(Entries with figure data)
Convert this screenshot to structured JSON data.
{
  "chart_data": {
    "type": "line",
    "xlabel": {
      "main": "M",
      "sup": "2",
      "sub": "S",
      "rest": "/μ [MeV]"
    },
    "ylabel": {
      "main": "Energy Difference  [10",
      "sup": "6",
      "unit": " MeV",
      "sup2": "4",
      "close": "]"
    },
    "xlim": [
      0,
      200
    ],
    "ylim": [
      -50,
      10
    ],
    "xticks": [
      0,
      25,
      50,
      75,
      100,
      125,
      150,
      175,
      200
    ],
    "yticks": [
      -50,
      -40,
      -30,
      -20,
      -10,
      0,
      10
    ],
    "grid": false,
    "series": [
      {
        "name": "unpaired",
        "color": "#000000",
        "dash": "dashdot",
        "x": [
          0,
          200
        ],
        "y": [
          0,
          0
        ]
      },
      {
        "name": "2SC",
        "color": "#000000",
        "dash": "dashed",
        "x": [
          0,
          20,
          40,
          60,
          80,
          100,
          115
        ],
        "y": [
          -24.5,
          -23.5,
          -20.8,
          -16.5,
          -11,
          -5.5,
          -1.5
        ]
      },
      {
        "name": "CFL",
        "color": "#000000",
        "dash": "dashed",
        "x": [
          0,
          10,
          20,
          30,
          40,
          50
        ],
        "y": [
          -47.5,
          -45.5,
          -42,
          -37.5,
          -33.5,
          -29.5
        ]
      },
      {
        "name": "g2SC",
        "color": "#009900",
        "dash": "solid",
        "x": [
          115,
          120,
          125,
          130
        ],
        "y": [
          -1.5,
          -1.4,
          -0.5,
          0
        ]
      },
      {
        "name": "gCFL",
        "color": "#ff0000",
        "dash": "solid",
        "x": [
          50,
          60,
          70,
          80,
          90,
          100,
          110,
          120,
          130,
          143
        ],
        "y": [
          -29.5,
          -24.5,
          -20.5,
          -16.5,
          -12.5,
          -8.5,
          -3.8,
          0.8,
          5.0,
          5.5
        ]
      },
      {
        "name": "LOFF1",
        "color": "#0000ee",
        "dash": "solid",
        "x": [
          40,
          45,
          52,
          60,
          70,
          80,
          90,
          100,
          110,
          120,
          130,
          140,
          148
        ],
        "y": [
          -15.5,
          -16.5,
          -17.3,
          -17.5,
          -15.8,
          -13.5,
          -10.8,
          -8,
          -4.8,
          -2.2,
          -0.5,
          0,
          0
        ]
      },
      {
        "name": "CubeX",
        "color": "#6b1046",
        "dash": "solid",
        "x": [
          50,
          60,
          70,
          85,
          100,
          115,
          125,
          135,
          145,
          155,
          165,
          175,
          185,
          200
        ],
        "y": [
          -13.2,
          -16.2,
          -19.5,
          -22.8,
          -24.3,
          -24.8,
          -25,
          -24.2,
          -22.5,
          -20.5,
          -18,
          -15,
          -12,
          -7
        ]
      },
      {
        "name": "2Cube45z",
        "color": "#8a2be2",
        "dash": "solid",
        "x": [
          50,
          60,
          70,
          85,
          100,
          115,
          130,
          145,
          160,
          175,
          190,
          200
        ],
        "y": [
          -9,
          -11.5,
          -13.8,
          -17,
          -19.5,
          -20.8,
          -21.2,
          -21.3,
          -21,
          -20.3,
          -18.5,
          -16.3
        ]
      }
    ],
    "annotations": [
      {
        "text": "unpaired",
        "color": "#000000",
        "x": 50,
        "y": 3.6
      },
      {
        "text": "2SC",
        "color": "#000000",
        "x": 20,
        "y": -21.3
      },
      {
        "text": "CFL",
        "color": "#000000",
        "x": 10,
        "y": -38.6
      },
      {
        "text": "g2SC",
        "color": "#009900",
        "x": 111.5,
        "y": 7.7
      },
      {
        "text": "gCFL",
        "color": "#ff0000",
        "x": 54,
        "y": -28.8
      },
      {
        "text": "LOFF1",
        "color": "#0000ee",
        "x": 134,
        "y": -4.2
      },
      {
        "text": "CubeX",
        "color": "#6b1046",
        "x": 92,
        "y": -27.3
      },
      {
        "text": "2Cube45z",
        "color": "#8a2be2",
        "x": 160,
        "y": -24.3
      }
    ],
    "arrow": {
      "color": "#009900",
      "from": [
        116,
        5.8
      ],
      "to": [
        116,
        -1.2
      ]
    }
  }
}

YOUR TASK:
Extract every record. Keep wording exact.

FINAL RESULT:
Convert this screenshot to structured JSON data.
{
  "chart_data": {
    "type": "line",
    "xlabel": {
      "main": "M",
      "sup": "2",
      "sub": "S",
      "rest": "/μ [MeV]"
    },
    "ylabel": {
      "main": "Energy Difference  [10",
      "sup": "6",
      "unit": " MeV",
      "sup2": "4",
      "close": "]"
    },
    "xlim": [
      0,
      200
    ],
    "ylim": [
      -50,
      10
    ],
    "xticks": [
      0,
      25,
      50,
      75,
      100,
      125,
      150,
      175,
      200
    ],
    "yticks": [
      -50,
      -40,
      -30,
      -20,
      -10,
      0,
      10
    ],
    "grid": false,
    "series": [
      {
        "name": "unpaired",
        "color": "#000000",
        "dash": "dashdot",
        "x": [
          0,
          200
        ],
        "y": [
          0,
          0
        ]
      },
      {
        "name": "2SC",
        "color": "#000000",
        "dash": "dashed",
        "x": [
          0,
          20,
          40,
          60,
          80,
          100,
          115
        ],
        "y": [
          -24.5,
          -23.5,
          -20.8,
          -16.5,
          -11,
          -5.5,
          -1.5
        ]
      },
      {
        "name": "CFL",
        "color": "#000000",
        "dash": "dashed",
        "x": [
          0,
          10,
          20,
          30,
          40,
          50
        ],
        "y": [
          -47.5,
          -45.5,
          -42,
          -37.5,
          -33.5,
          -29.5
        ]
      },
      {
        "name": "g2SC",
        "color": "#009900",
        "dash": "solid",
        "x": [
          115,
          120,
          125,
          130
        ],
        "y": [
          -1.5,
          -1.4,
          -0.5,
          0
        ]
      },
      {
        "name": "gCFL",
        "color": "#ff0000",
        "dash": "solid",
        "x": [
          50,
          60,
          70,
          80,
          90,
          100,
          110,
          120,
          130,
          143
        ],
        "y": [
          -29.5,
          -24.5,
          -20.5,
          -16.5,
          -12.5,
          -8.5,
          -3.8,
          0.8,
          5.0,
          5.5
        ]
      },
      {
        "name": "LOFF1",
        "color": "#0000ee",
        "dash": "solid",
        "x": [
          40,
          45,
          52,
          60,
          70,
          80,
          90,
          100,
          110,
          120,
          130,
          140,
          148
        ],
        "y": [
          -15.5,
          -16.5,
          -17.3,
          -17.5,
          -15.8,
          -13.5,
          -10.8,
          -8,
          -4.8,
          -2.2,
          -0.5,
          0,
          0
        ]
      },
      {
        "name": "CubeX",
        "color": "#6b1046",
        "dash": "solid",
        "x": [
          50,
          60,
          70,
          85,
          100,
          115,
          125,
          135,
          145,
          155,
          165,
          175,
          185,
          200
        ],
        "y": [
          -13.2,
          -16.2,
          -19.5,
          -22.8,
          -24.3,
          -24.8,
          -25,
          -24.2,
          -22.5,
          -20.5,
          -18,
          -15,
          -12,
          -7
        ]
      },
      {
        "name": "2Cube45z",
        "color": "#8a2be2",
        "dash": "solid",
        "x": [
          50,
          60,
          70,
          85,
          100,
          115,
          130,
          145,
          160,
          175,
          190,
          200
        ],
        "y": [
          -9,
          -11.5,
          -13.8,
          -17,
          -19.5,
          -20.8,
          -21.2,
          -21.3,
          -21,
          -20.3,
          -18.5,
          -16.3
        ]
      }
    ],
    "annotations": [
      {
        "text": "unpaired",
        "color": "#000000",
        "x": 50,
        "y": 3.6
      },
      {
        "text": "2SC",
        "color": "#000000",
        "x": 20,
        "y": -21.3
      },
      {
        "text": "CFL",
        "color": "#000000",
        "x": 10,
        "y": -38.6
      },
      {
        "text": "g2SC",
        "color": "#009900",
        "x": 111.5,
        "y": 7.7
      },
      {
        "text": "gCFL",
        "color": "#ff0000",
        "x": 54,
        "y": -28.8
      },
      {
        "text": "LOFF1",
        "color": "#0000ee",
        "x": 134,
        "y": -4.2
      },
      {
        "text": "CubeX",
        "color": "#6b1046",
        "x": 92,
        "y": -27.3
      },
      {
        "text": "2Cube45z",
        "color": "#8a2be2",
        "x": 160,
        "y": -24.3
      }
    ],
    "arrow": {
      "color": "#009900",
      "from": [
        116,
        5.8
      ],
      "to": [
        116,
        -1.2
      ]
    }
  }
}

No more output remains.